- [Objective]:
Your task is to copy every line of the entries that contains "with".

------------

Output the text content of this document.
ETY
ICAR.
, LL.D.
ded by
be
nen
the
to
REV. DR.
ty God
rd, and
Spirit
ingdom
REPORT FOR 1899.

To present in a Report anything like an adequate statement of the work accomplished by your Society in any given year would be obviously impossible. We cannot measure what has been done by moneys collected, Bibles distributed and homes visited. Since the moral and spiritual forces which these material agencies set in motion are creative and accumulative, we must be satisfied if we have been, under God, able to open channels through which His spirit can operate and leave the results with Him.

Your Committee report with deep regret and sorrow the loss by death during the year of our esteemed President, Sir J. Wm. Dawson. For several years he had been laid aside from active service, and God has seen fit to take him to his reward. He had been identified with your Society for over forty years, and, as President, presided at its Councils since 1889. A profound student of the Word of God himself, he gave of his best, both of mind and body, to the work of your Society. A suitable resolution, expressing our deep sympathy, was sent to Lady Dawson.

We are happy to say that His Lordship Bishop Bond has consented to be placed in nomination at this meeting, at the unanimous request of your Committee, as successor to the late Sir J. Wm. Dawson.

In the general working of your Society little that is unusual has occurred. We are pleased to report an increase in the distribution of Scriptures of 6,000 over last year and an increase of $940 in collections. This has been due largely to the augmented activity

------------

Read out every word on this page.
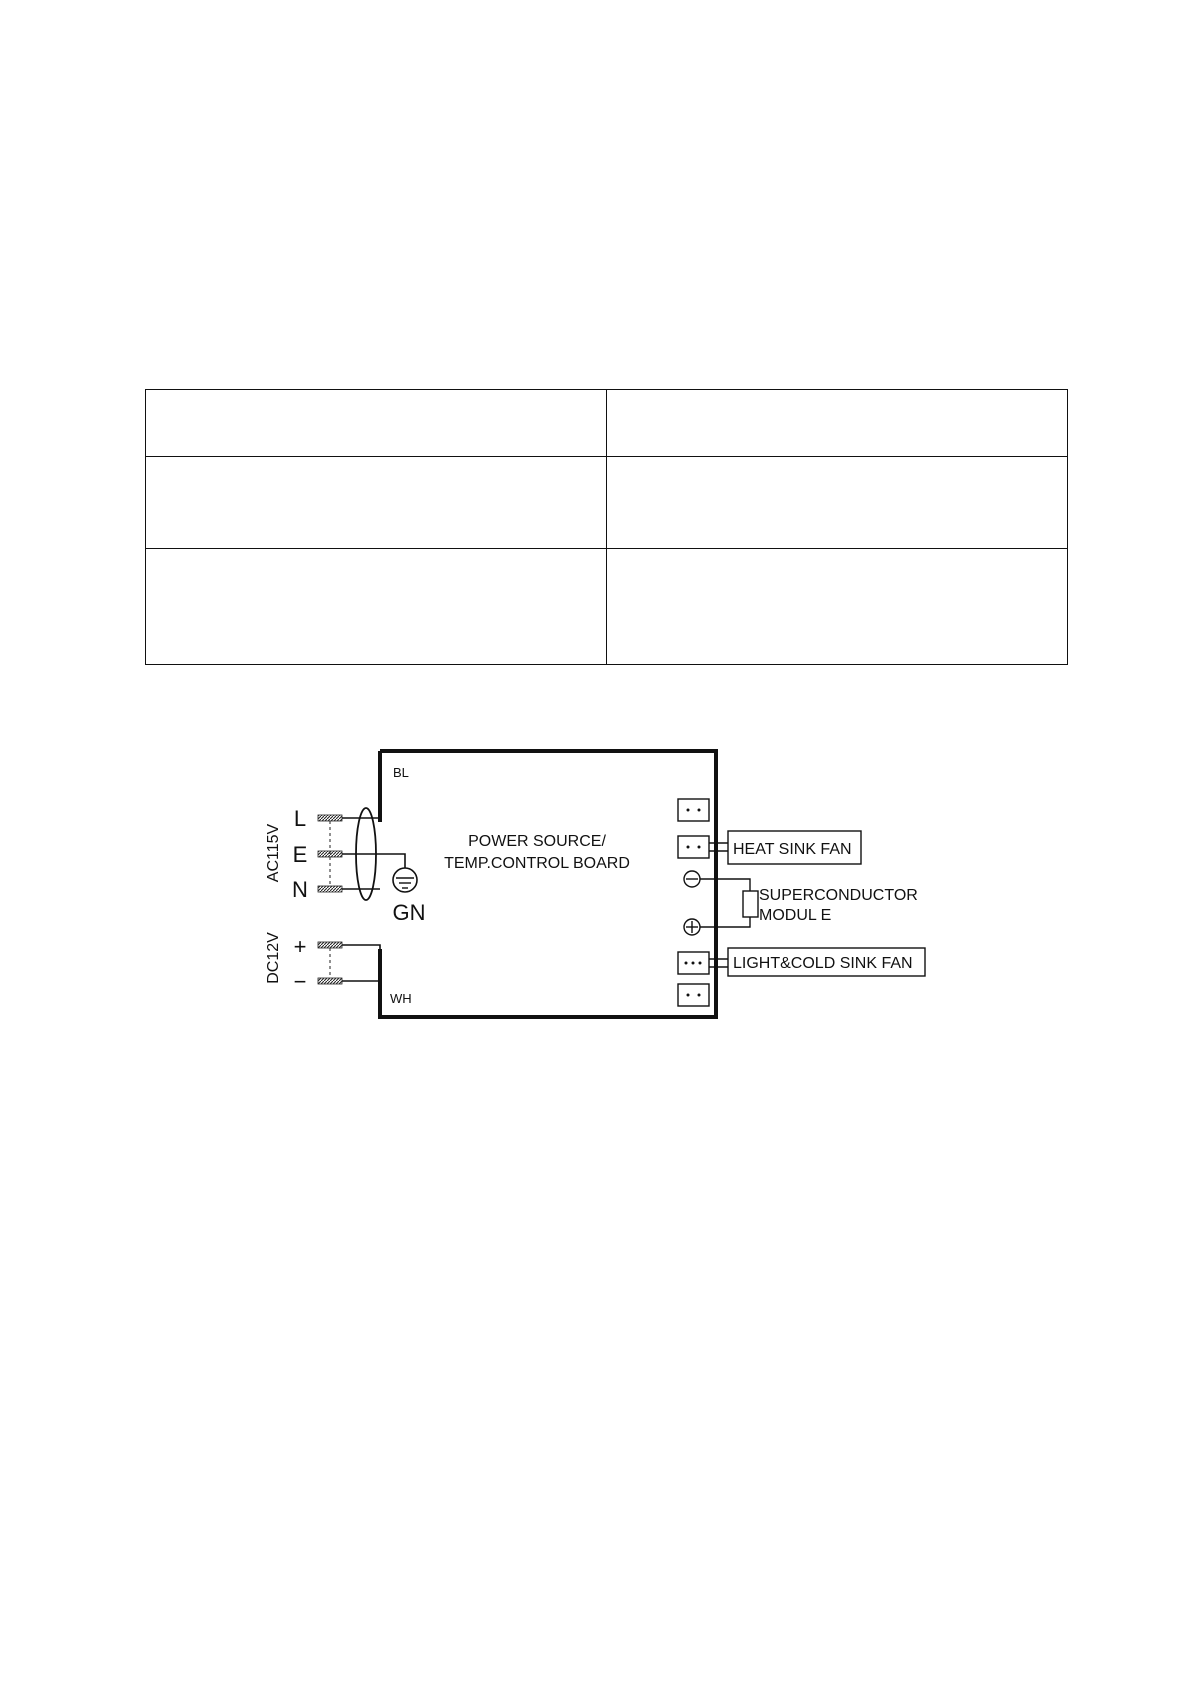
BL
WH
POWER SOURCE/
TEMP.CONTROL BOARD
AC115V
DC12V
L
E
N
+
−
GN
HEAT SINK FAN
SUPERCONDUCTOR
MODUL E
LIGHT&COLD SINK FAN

------------

- [Task response]:
To present in a Report anything like an adequate statement of the work accomplished by your Society in any given year would be obviously impossible. We cannot measure what has been done by moneys collected, Bibles distributed and homes visited. Since the moral and spiritual forces which these material agencies set in motion are creative and accumulative, we must be satisfied if we have been, under God, able to open channels through which His spirit can operate and leave the results with Him.
Your Committee report with deep regret and sorrow the loss by death during the year of our esteemed President, Sir J. Wm. Dawson. For several years he had been laid aside from active service, and God has seen fit to take him to his reward. He had been identified with your Society for over forty years, and, as President, presided at its Councils since 1889. A profound student of the Word of God himself, he gave of his best, both of mind and body, to the work of your Society. A suitable resolution, expressing our deep sympathy, was sent to Lady Dawson.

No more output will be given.